Records from a collection of figures:
((
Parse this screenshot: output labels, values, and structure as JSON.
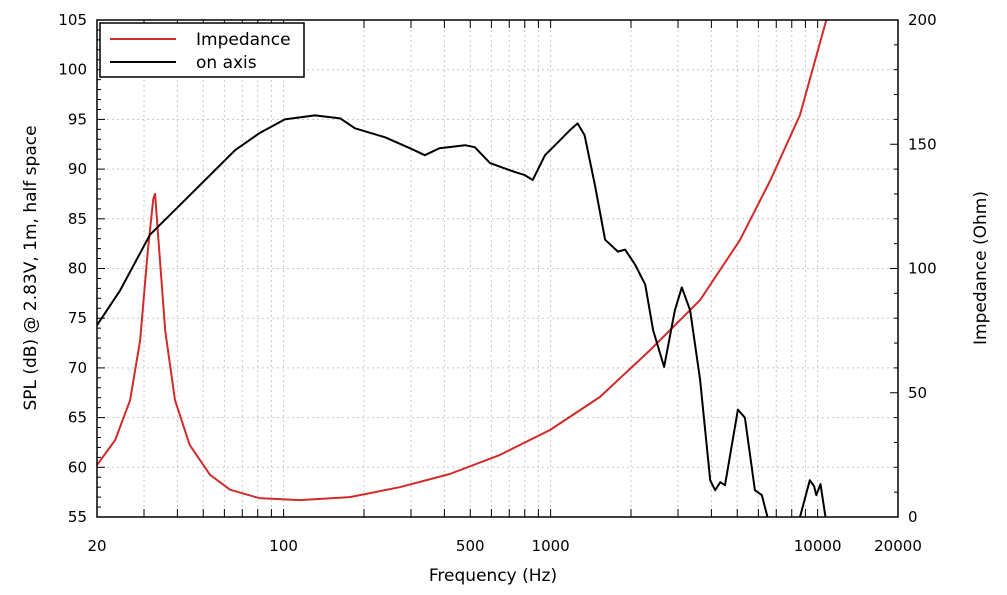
{
  "chart_data": {
    "type": "line",
    "title": "",
    "xlabel": "Frequency (Hz)",
    "ylabel": "SPL (dB) @ 2.83V, 1m, half space",
    "y2label": "Impedance (Ohm)",
    "xscale": "log",
    "xlim": [
      20,
      20000
    ],
    "ylim": [
      55,
      105
    ],
    "y2lim": [
      0,
      200
    ],
    "xticks": [
      20,
      100,
      500,
      1000,
      10000,
      20000
    ],
    "yticks": [
      55,
      60,
      65,
      70,
      75,
      80,
      85,
      90,
      95,
      100,
      105
    ],
    "y2ticks": [
      0,
      50,
      100,
      150,
      200
    ],
    "grid": true,
    "legend_position": "top-left",
    "series": [
      {
        "name": "Impedance",
        "axis": "right",
        "color": "#d12a2a",
        "x": [
          20,
          23.4,
          26.6,
          29,
          31,
          32.5,
          33,
          33.8,
          36,
          39.2,
          44.5,
          53,
          63,
          81,
          115,
          177,
          272,
          419,
          646,
          995,
          1530,
          2360,
          3630,
          5120,
          6660,
          8590,
          10780
        ],
        "y": [
          20.9,
          31,
          47,
          71,
          107,
          128,
          130,
          115,
          75,
          47,
          29,
          17,
          11,
          7.6,
          6.8,
          8,
          12,
          17.3,
          25,
          35,
          48.3,
          67.2,
          87.3,
          111.5,
          135.6,
          161.8,
          200
        ]
      },
      {
        "name": "on axis",
        "axis": "left",
        "color": "#000000",
        "segments": [
          {
            "x": [
              20,
              24.4,
              31.6,
              39.2,
              50.8,
              65.8,
              81,
              101,
              131,
              163,
              185,
              240,
              297,
              338,
              384,
              478,
              520,
              593,
              736,
              800,
              857,
              953,
              1083,
              1180,
              1262,
              1340,
              1465,
              1600,
              1787,
              1900,
              2070,
              2260,
              2420,
              2660,
              2920,
              3100,
              3330,
              3630,
              3960,
              4130,
              4320,
              4500,
              5030,
              5340,
              5820,
              6180,
              6490
            ],
            "y": [
              74.3,
              77.8,
              83.4,
              85.9,
              88.9,
              91.9,
              93.6,
              95.0,
              95.4,
              95.1,
              94.1,
              93.2,
              92.1,
              91.4,
              92.1,
              92.4,
              92.2,
              90.6,
              89.7,
              89.4,
              88.9,
              91.4,
              92.9,
              93.9,
              94.6,
              93.4,
              88.4,
              82.9,
              81.7,
              81.9,
              80.4,
              78.4,
              73.8,
              70.1,
              75.8,
              78.1,
              75.8,
              68.8,
              58.7,
              57.7,
              58.5,
              58.2,
              65.8,
              65.0,
              57.7,
              57.2,
              55
            ]
          },
          {
            "x": [
              8590,
              9350,
              9700,
              9890,
              10250,
              10700
            ],
            "y": [
              55,
              58.7,
              58.1,
              57.2,
              58.3,
              55
            ]
          }
        ]
      }
    ]
  }
}
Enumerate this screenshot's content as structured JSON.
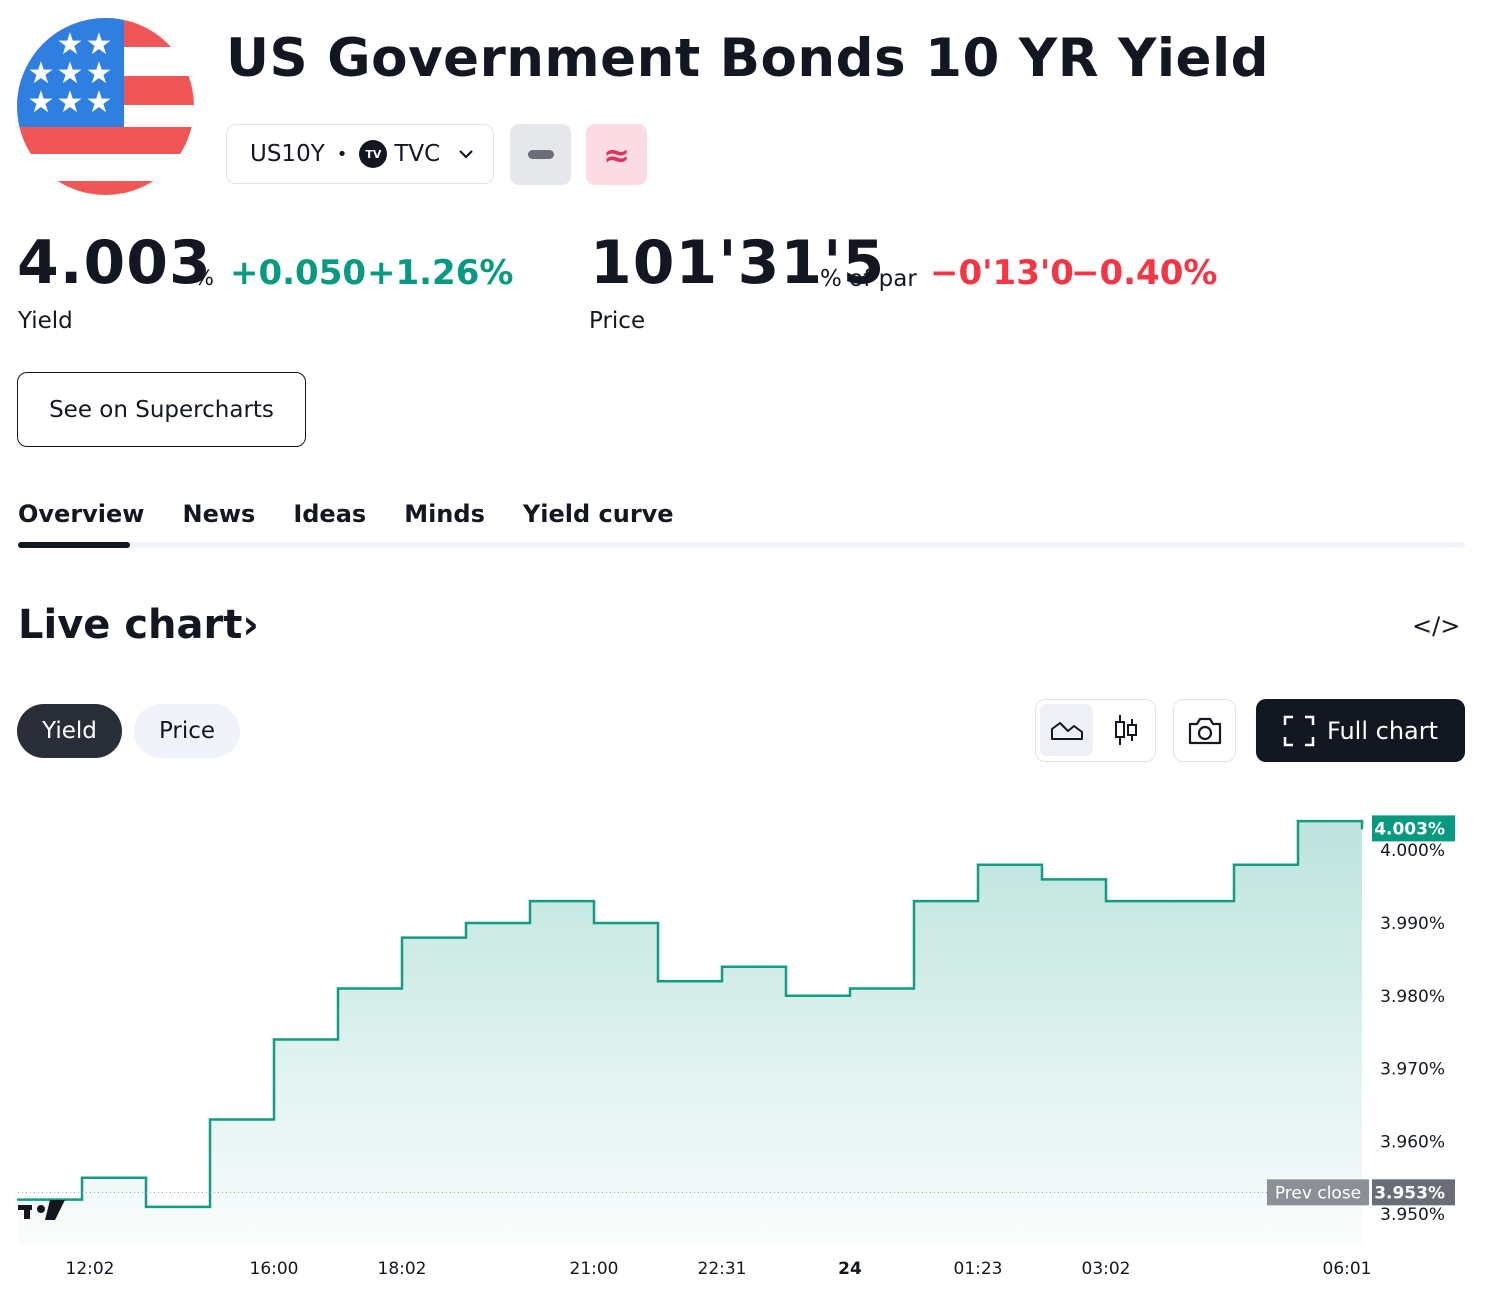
))
• **TASK GOAL**:
Identify the lines of the entries containing the string "this". Copy each such line.

• **SOLUTION TO THE EXERCISE**:
Parse this screenshot: output labels, values, and structure as JSON.
Enumerate this screenshot's content as structured JSON.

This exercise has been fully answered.